§ What you need to do
Repeat the records below exactly, leaving out any pictures.

A block of data
========================================
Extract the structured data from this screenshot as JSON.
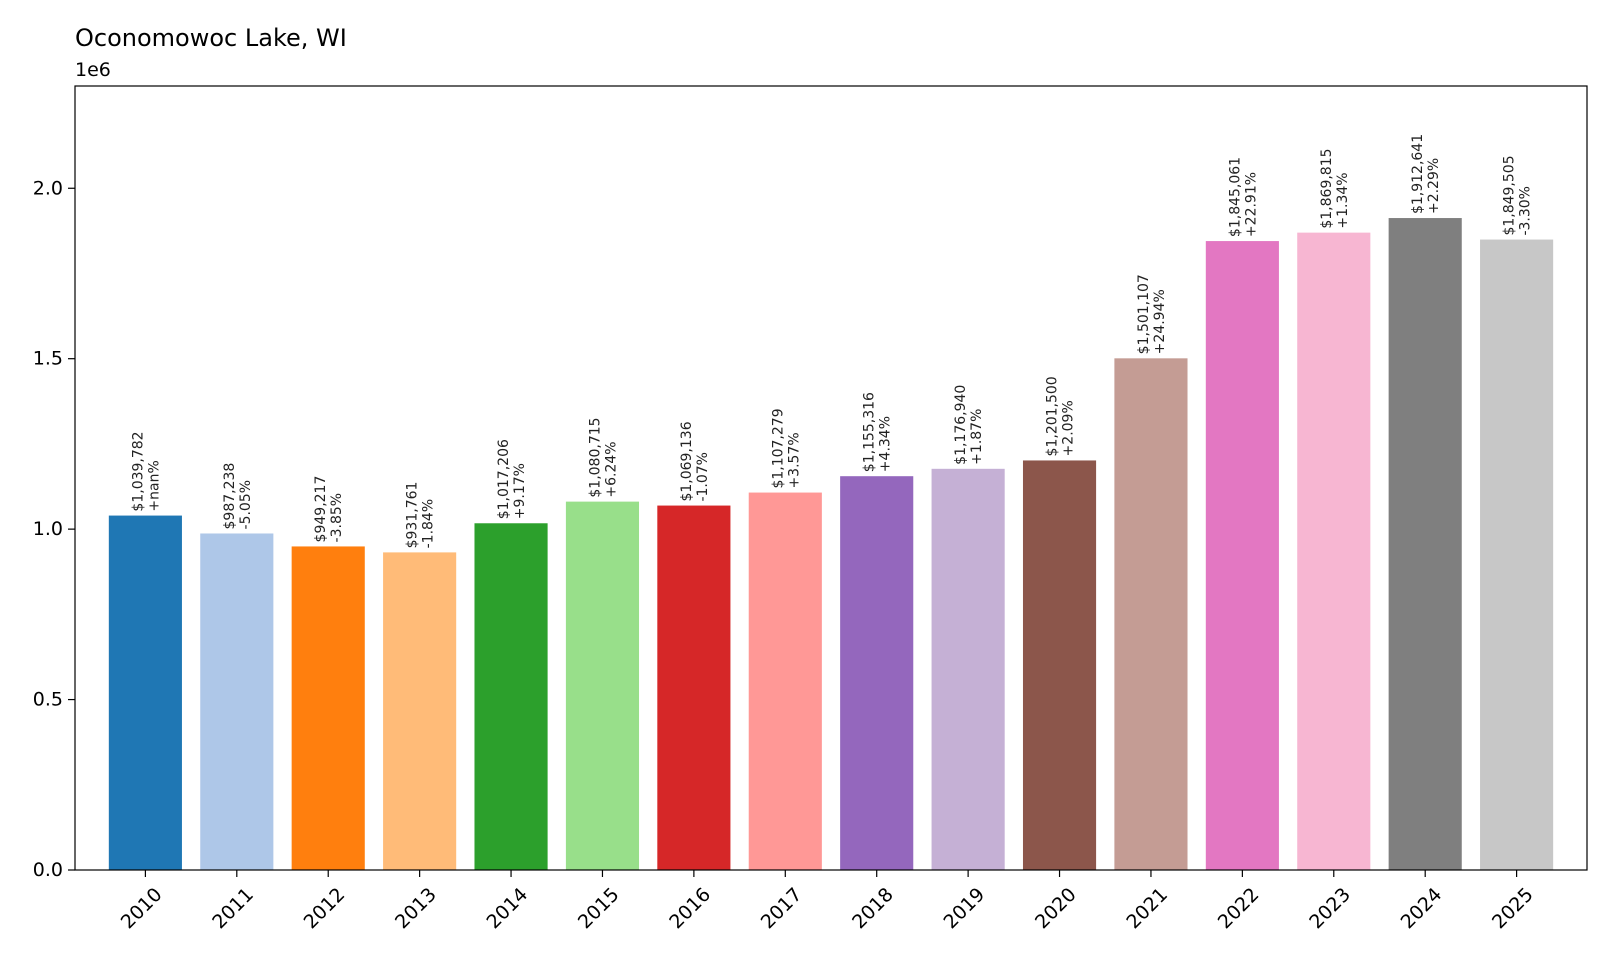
{
  "chart_data": {
    "type": "bar",
    "title": "Oconomowoc Lake, WI",
    "y_offset_label": "1e6",
    "xlabel": "",
    "ylabel": "",
    "ylim": [
      0,
      2300000
    ],
    "yticks": [
      0,
      500000,
      1000000,
      1500000,
      2000000
    ],
    "ytick_labels": [
      "0.0",
      "0.5",
      "1.0",
      "1.5",
      "2.0"
    ],
    "grid": false,
    "legend": "none",
    "categories": [
      "2010",
      "2011",
      "2012",
      "2013",
      "2014",
      "2015",
      "2016",
      "2017",
      "2018",
      "2019",
      "2020",
      "2021",
      "2022",
      "2023",
      "2024",
      "2025"
    ],
    "values": [
      1039782,
      987238,
      949217,
      931761,
      1017206,
      1080715,
      1069136,
      1107279,
      1155316,
      1176940,
      1201500,
      1501107,
      1845061,
      1869815,
      1912641,
      1849505
    ],
    "value_labels": [
      "$1,039,782",
      "$987,238",
      "$949,217",
      "$931,761",
      "$1,017,206",
      "$1,080,715",
      "$1,069,136",
      "$1,107,279",
      "$1,155,316",
      "$1,176,940",
      "$1,201,500",
      "$1,501,107",
      "$1,845,061",
      "$1,869,815",
      "$1,912,641",
      "$1,849,505"
    ],
    "change_labels": [
      "+nan%",
      "-5.05%",
      "-3.85%",
      "-1.84%",
      "+9.17%",
      "+6.24%",
      "-1.07%",
      "+3.57%",
      "+4.34%",
      "+1.87%",
      "+2.09%",
      "+24.94%",
      "+22.91%",
      "+1.34%",
      "+2.29%",
      "-3.30%"
    ],
    "colors": [
      "#1f77b4",
      "#aec7e8",
      "#ff7f0e",
      "#ffbb78",
      "#2ca02c",
      "#98df8a",
      "#d62728",
      "#ff9896",
      "#9467bd",
      "#c5b0d5",
      "#8c564b",
      "#c49c94",
      "#e377c2",
      "#f7b6d2",
      "#7f7f7f",
      "#c7c7c7"
    ]
  }
}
========================================
§ Answer for the task
Extract the structured data from this screenshot as JSON.
{
  "chart_data": {
    "type": "bar",
    "title": "Oconomowoc Lake, WI",
    "y_offset_label": "1e6",
    "xlabel": "",
    "ylabel": "",
    "ylim": [
      0,
      2300000
    ],
    "yticks": [
      0,
      500000,
      1000000,
      1500000,
      2000000
    ],
    "ytick_labels": [
      "0.0",
      "0.5",
      "1.0",
      "1.5",
      "2.0"
    ],
    "grid": false,
    "legend": "none",
    "categories": [
      "2010",
      "2011",
      "2012",
      "2013",
      "2014",
      "2015",
      "2016",
      "2017",
      "2018",
      "2019",
      "2020",
      "2021",
      "2022",
      "2023",
      "2024",
      "2025"
    ],
    "values": [
      1039782,
      987238,
      949217,
      931761,
      1017206,
      1080715,
      1069136,
      1107279,
      1155316,
      1176940,
      1201500,
      1501107,
      1845061,
      1869815,
      1912641,
      1849505
    ],
    "value_labels": [
      "$1,039,782",
      "$987,238",
      "$949,217",
      "$931,761",
      "$1,017,206",
      "$1,080,715",
      "$1,069,136",
      "$1,107,279",
      "$1,155,316",
      "$1,176,940",
      "$1,201,500",
      "$1,501,107",
      "$1,845,061",
      "$1,869,815",
      "$1,912,641",
      "$1,849,505"
    ],
    "change_labels": [
      "+nan%",
      "-5.05%",
      "-3.85%",
      "-1.84%",
      "+9.17%",
      "+6.24%",
      "-1.07%",
      "+3.57%",
      "+4.34%",
      "+1.87%",
      "+2.09%",
      "+24.94%",
      "+22.91%",
      "+1.34%",
      "+2.29%",
      "-3.30%"
    ],
    "colors": [
      "#1f77b4",
      "#aec7e8",
      "#ff7f0e",
      "#ffbb78",
      "#2ca02c",
      "#98df8a",
      "#d62728",
      "#ff9896",
      "#9467bd",
      "#c5b0d5",
      "#8c564b",
      "#c49c94",
      "#e377c2",
      "#f7b6d2",
      "#7f7f7f",
      "#c7c7c7"
    ]
  }
}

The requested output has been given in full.